## Your goal:
Using the data below, copy each line that includes the word "ylabel".

##### Data records

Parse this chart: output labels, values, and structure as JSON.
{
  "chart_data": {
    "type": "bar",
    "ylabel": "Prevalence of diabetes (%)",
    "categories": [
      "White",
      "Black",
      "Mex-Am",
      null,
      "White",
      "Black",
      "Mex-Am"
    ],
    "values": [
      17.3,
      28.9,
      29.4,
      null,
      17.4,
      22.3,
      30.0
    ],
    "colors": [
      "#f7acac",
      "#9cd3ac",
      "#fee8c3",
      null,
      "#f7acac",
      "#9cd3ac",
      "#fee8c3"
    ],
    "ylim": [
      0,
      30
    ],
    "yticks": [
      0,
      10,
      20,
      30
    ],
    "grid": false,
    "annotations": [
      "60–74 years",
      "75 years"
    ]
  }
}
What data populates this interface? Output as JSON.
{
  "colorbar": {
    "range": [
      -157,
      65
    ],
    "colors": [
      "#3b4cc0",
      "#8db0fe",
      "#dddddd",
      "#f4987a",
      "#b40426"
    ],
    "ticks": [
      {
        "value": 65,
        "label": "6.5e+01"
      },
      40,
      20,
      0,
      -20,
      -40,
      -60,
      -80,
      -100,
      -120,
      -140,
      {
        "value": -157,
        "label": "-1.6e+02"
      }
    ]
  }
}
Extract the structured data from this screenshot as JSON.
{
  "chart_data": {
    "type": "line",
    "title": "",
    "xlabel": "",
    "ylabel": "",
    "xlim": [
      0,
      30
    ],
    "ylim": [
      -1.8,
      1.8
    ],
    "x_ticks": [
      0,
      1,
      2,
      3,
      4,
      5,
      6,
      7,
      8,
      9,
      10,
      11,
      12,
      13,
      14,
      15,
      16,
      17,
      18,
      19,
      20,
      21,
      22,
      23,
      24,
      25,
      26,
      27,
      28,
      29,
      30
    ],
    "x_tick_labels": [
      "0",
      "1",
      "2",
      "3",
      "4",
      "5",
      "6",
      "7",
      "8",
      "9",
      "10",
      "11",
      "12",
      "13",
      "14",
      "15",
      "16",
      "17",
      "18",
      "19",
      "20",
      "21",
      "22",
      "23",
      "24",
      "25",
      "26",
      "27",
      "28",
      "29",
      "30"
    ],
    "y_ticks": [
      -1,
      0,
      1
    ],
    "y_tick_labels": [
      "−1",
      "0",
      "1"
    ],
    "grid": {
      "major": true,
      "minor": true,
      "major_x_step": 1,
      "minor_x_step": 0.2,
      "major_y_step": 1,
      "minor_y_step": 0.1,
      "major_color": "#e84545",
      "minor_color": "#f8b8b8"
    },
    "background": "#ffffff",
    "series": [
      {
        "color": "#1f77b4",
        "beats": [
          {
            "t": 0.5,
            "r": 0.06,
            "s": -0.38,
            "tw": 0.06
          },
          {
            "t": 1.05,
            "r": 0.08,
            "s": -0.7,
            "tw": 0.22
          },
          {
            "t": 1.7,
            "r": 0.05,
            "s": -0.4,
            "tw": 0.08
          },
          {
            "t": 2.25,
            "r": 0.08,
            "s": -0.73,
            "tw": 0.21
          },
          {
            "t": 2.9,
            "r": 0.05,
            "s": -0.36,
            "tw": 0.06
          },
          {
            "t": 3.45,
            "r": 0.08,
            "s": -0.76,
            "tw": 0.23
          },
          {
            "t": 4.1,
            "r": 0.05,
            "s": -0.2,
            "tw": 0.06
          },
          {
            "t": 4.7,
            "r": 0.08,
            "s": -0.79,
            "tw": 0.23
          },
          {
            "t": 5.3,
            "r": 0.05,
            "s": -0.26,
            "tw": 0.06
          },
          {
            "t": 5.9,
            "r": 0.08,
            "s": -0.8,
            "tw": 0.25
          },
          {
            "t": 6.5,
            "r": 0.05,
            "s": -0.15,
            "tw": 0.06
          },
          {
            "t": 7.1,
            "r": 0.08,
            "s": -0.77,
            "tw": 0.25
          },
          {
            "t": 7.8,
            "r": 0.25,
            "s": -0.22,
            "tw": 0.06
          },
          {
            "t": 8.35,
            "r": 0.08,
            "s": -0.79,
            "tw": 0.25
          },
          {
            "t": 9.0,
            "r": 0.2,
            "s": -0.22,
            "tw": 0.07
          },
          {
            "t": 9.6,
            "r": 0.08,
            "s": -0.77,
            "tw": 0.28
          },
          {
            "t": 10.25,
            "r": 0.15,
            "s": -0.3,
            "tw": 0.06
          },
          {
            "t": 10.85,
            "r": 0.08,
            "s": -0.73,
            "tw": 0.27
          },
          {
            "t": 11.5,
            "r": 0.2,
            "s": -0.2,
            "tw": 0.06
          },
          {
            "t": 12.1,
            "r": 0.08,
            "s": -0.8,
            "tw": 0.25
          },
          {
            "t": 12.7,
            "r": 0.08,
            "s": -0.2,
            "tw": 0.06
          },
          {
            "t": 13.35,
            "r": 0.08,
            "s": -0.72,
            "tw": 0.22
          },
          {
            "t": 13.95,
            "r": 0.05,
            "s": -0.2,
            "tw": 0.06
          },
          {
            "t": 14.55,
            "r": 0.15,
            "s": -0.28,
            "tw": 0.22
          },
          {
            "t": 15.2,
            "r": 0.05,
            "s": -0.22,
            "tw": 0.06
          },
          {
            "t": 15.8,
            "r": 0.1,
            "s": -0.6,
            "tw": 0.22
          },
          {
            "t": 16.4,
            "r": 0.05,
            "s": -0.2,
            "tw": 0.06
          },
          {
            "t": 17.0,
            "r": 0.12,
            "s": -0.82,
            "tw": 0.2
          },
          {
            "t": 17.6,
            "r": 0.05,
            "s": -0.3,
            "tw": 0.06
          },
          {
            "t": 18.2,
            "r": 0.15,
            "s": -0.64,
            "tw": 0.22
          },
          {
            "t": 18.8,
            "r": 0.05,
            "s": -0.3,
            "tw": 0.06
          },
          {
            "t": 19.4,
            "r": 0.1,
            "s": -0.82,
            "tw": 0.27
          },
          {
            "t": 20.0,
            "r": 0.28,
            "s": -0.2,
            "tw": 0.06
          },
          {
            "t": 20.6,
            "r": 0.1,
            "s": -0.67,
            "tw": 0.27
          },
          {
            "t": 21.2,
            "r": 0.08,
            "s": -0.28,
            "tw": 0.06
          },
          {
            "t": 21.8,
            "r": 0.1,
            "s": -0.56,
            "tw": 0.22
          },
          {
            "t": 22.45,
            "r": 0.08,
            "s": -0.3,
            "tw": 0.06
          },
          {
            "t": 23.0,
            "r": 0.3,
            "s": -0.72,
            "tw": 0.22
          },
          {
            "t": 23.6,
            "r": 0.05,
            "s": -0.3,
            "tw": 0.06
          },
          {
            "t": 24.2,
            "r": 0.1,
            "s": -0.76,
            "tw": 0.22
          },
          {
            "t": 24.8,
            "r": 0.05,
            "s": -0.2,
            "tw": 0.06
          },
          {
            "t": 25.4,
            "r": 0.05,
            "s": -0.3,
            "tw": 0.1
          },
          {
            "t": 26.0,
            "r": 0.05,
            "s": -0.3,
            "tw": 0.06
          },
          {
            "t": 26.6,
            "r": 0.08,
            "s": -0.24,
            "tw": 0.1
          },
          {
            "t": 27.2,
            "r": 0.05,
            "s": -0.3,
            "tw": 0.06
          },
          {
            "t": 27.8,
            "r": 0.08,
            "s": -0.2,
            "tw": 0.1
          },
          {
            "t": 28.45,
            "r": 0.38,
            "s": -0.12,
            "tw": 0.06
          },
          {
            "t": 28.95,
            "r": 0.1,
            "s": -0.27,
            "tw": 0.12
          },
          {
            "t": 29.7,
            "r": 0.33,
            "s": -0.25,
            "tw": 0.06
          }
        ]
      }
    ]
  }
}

##########

## Exercise result:
    "ylabel": "Prevalence of diabetes (%)",
    "ylabel": "",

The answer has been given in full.